● EXERCISE AIM:
Copy out all of the material exactly.

Stored data
** begin **
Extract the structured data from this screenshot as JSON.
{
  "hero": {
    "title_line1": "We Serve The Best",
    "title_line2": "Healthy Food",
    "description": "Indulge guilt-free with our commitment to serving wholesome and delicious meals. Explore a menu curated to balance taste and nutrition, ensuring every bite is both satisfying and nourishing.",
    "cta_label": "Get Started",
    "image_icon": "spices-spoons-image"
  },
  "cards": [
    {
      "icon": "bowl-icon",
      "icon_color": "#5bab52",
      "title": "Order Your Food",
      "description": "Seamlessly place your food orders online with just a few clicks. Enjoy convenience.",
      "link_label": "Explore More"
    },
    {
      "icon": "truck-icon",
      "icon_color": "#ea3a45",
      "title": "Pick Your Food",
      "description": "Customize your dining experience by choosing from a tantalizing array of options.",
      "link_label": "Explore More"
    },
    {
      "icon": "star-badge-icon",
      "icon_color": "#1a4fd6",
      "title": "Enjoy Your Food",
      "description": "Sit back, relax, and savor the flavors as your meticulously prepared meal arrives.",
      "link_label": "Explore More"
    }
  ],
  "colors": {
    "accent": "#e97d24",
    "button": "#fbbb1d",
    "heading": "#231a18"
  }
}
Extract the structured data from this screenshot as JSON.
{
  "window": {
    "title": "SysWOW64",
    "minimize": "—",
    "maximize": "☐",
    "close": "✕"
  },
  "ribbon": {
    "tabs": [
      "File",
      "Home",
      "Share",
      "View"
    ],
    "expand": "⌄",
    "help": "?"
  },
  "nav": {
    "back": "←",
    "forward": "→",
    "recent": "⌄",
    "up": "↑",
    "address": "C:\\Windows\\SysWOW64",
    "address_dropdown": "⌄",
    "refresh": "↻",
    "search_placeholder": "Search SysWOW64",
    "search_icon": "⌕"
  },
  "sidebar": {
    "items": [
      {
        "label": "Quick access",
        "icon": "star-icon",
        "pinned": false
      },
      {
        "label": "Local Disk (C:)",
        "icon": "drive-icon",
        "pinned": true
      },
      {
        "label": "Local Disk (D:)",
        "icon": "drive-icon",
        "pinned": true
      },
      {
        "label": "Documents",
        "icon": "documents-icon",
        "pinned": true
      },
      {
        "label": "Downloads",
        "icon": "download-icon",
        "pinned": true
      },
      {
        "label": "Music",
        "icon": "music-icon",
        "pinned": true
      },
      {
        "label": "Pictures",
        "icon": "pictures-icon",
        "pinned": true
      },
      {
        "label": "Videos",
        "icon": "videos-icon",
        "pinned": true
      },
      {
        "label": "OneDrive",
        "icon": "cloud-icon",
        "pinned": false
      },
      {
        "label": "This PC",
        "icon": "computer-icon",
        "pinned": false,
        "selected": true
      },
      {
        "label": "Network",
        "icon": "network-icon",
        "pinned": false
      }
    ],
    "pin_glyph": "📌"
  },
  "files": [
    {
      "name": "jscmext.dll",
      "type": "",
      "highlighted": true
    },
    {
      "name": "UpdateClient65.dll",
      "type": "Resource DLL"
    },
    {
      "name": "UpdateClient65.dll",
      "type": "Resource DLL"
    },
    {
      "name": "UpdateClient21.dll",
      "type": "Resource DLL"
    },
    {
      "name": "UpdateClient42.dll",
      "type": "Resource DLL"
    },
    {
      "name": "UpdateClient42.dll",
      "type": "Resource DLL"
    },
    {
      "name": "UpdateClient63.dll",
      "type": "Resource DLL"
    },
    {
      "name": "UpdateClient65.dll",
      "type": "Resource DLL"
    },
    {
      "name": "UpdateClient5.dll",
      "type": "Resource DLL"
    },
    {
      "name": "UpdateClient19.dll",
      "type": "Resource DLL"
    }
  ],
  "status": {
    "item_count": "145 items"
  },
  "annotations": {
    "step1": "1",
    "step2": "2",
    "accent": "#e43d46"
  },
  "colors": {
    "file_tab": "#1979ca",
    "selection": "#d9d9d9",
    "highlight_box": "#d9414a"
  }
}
** end **
● FULL OUTPUT:
Extract the structured data from this screenshot as JSON.
{
  "hero": {
    "title_line1": "We Serve The Best",
    "title_line2": "Healthy Food",
    "description": "Indulge guilt-free with our commitment to serving wholesome and delicious meals. Explore a menu curated to balance taste and nutrition, ensuring every bite is both satisfying and nourishing.",
    "cta_label": "Get Started",
    "image_icon": "spices-spoons-image"
  },
  "cards": [
    {
      "icon": "bowl-icon",
      "icon_color": "#5bab52",
      "title": "Order Your Food",
      "description": "Seamlessly place your food orders online with just a few clicks. Enjoy convenience.",
      "link_label": "Explore More"
    },
    {
      "icon": "truck-icon",
      "icon_color": "#ea3a45",
      "title": "Pick Your Food",
      "description": "Customize your dining experience by choosing from a tantalizing array of options.",
      "link_label": "Explore More"
    },
    {
      "icon": "star-badge-icon",
      "icon_color": "#1a4fd6",
      "title": "Enjoy Your Food",
      "description": "Sit back, relax, and savor the flavors as your meticulously prepared meal arrives.",
      "link_label": "Explore More"
    }
  ],
  "colors": {
    "accent": "#e97d24",
    "button": "#fbbb1d",
    "heading": "#231a18"
  }
}
Extract the structured data from this screenshot as JSON.
{
  "window": {
    "title": "SysWOW64",
    "minimize": "—",
    "maximize": "☐",
    "close": "✕"
  },
  "ribbon": {
    "tabs": [
      "File",
      "Home",
      "Share",
      "View"
    ],
    "expand": "⌄",
    "help": "?"
  },
  "nav": {
    "back": "←",
    "forward": "→",
    "recent": "⌄",
    "up": "↑",
    "address": "C:\\Windows\\SysWOW64",
    "address_dropdown": "⌄",
    "refresh": "↻",
    "search_placeholder": "Search SysWOW64",
    "search_icon": "⌕"
  },
  "sidebar": {
    "items": [
      {
        "label": "Quick access",
        "icon": "star-icon",
        "pinned": false
      },
      {
        "label": "Local Disk (C:)",
        "icon": "drive-icon",
        "pinned": true
      },
      {
        "label": "Local Disk (D:)",
        "icon": "drive-icon",
        "pinned": true
      },
      {
        "label": "Documents",
        "icon": "documents-icon",
        "pinned": true
      },
      {
        "label": "Downloads",
        "icon": "download-icon",
        "pinned": true
      },
      {
        "label": "Music",
        "icon": "music-icon",
        "pinned": true
      },
      {
        "label": "Pictures",
        "icon": "pictures-icon",
        "pinned": true
      },
      {
        "label": "Videos",
        "icon": "videos-icon",
        "pinned": true
      },
      {
        "label": "OneDrive",
        "icon": "cloud-icon",
        "pinned": false
      },
      {
        "label": "This PC",
        "icon": "computer-icon",
        "pinned": false,
        "selected": true
      },
      {
        "label": "Network",
        "icon": "network-icon",
        "pinned": false
      }
    ],
    "pin_glyph": "📌"
  },
  "files": [
    {
      "name": "jscmext.dll",
      "type": "",
      "highlighted": true
    },
    {
      "name": "UpdateClient65.dll",
      "type": "Resource DLL"
    },
    {
      "name": "UpdateClient65.dll",
      "type": "Resource DLL"
    },
    {
      "name": "UpdateClient21.dll",
      "type": "Resource DLL"
    },
    {
      "name": "UpdateClient42.dll",
      "type": "Resource DLL"
    },
    {
      "name": "UpdateClient42.dll",
      "type": "Resource DLL"
    },
    {
      "name": "UpdateClient63.dll",
      "type": "Resource DLL"
    },
    {
      "name": "UpdateClient65.dll",
      "type": "Resource DLL"
    },
    {
      "name": "UpdateClient5.dll",
      "type": "Resource DLL"
    },
    {
      "name": "UpdateClient19.dll",
      "type": "Resource DLL"
    }
  ],
  "status": {
    "item_count": "145 items"
  },
  "annotations": {
    "step1": "1",
    "step2": "2",
    "accent": "#e43d46"
  },
  "colors": {
    "file_tab": "#1979ca",
    "selection": "#d9d9d9",
    "highlight_box": "#d9414a"
  }
}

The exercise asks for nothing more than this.